■ Отрывок для чтения:
..............................
Удивительно чутко улавливает петербургские ритмы герой москвича Домбровского. Нить ассоциаций выбрасывается вовне, как бы определяя источник самой этой жизни – красивой, пахучей, голубой – далекий Ленинград.

И странно воспринимается образ другой молодой женщины, тоже оказавшейся в бане, но уже ленинградской: «Она была гладкая, белая, поблескивающая золотыми волосками. Кожа ее светилась, гладкая и блестящая. Груди были крепкие, круглые, почти стоячие, с нагло розовыми сосками. Округлый живот, упругие овальные линии, плечи без единой косточки, пушистые волосы, а главное – этот жемчужно-молочный, кустодиевский цвет кожи – нестерпимый на фоне коричневых, синих и пятнистых тел» [Берггольц 1990: 371-372]. Такой портрет создает О. Берггольц в отрывке из незавершенной второй книги «Дневных звезд» – «Бане». События, описываемые в произведении, очень четко вписаны в пространственную и временную сетку: «Это было весной 1942 года, в Ленинграде» [Берггольц 1990: 370]. Город, к которому мысленно обращается герой Домбровского, страшен, точнее, ужасно в городе самое прекрасное, само украшение человечества – женщина: «Темные, обтянутые шершавой кожей тела женщин – нет, даже не женщин – на женщин они походить перестали – груди у них исчезли, животы ввалились, багровые и синие пятна цинги ползли по коже. У некоторых же животы были безобразно вспучены – над тонкими ножками, – ножки без икр, где самая толстая часть – щиколотка. Эти черные или иссиня-бледные тени, не похожие на женщин, на отвратительных тонких ногах, у которых была отнята вся женская прелесть, вся женская сущность» [Берггольц 1990: 371].
..............................
■ Данные для анализа:
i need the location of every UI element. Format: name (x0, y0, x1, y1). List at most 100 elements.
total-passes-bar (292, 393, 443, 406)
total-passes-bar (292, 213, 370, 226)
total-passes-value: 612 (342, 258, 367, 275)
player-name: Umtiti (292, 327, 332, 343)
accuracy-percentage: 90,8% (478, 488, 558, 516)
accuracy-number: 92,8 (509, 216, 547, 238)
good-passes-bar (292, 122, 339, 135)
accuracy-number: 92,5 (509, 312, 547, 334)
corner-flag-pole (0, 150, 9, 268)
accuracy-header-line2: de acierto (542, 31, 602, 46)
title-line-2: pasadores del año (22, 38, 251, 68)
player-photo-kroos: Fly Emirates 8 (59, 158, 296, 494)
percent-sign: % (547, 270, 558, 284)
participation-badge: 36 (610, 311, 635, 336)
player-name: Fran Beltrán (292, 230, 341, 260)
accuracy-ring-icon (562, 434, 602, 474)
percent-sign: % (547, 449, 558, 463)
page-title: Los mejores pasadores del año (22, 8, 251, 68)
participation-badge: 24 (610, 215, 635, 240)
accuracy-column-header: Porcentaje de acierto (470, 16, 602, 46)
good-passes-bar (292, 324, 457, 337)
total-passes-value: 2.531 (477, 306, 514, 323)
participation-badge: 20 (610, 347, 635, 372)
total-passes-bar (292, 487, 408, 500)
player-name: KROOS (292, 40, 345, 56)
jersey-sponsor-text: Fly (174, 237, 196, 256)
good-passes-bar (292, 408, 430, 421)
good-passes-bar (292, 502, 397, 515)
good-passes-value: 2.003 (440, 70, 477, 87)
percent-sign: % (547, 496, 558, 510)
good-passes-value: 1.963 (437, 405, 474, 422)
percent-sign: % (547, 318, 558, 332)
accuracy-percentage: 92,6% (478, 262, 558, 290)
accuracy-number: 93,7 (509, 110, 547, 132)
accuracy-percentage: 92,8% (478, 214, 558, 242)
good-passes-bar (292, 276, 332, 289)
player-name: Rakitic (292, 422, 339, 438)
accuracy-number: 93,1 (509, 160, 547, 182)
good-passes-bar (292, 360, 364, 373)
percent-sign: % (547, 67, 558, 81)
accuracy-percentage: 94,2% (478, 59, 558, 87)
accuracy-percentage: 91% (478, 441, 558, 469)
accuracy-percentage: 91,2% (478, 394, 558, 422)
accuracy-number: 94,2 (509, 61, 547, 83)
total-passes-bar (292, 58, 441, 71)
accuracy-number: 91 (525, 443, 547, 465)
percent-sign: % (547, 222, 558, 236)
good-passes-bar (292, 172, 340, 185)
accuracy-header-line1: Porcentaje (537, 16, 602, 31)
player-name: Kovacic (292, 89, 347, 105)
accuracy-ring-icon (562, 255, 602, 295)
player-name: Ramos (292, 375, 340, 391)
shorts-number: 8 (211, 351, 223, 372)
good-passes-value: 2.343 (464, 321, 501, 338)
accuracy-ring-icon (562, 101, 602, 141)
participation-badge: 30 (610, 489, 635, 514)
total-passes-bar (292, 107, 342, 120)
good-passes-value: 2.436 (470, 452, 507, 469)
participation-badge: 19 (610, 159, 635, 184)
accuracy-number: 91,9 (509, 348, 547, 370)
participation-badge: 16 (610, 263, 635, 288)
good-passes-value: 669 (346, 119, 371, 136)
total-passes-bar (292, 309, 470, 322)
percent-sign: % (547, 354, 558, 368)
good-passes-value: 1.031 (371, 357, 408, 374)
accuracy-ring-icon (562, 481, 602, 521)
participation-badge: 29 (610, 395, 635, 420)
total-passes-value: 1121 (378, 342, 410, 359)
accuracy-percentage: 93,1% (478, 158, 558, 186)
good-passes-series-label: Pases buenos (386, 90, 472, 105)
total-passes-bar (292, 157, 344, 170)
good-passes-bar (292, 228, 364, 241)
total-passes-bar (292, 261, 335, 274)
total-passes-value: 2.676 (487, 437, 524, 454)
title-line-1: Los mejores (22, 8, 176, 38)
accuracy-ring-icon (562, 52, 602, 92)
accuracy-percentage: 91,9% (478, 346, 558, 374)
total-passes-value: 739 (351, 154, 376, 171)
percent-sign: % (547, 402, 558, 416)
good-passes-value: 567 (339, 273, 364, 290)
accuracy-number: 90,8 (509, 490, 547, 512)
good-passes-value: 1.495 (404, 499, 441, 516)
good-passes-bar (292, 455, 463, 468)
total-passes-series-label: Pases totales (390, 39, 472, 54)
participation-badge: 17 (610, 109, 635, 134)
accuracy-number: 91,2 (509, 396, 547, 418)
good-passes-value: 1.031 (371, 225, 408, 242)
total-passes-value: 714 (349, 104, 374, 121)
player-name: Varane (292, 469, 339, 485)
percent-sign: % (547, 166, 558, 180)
..............................
■ Цель задания: Перепишите из отрывка слово в слово участок от «Удивительно чутко улавливает» до «голубой – далекий Ленинград.» включительно. Данные здесь не понадобятся.

■ Выполненное задание:
Удивительно чутко улавливает петербургские ритмы герой москвича Домбровского. Нить ассоциаций выбрасывается вовне, как бы определяя источник самой этой жизни – красивой, пахучей, голубой – далекий Ленинград.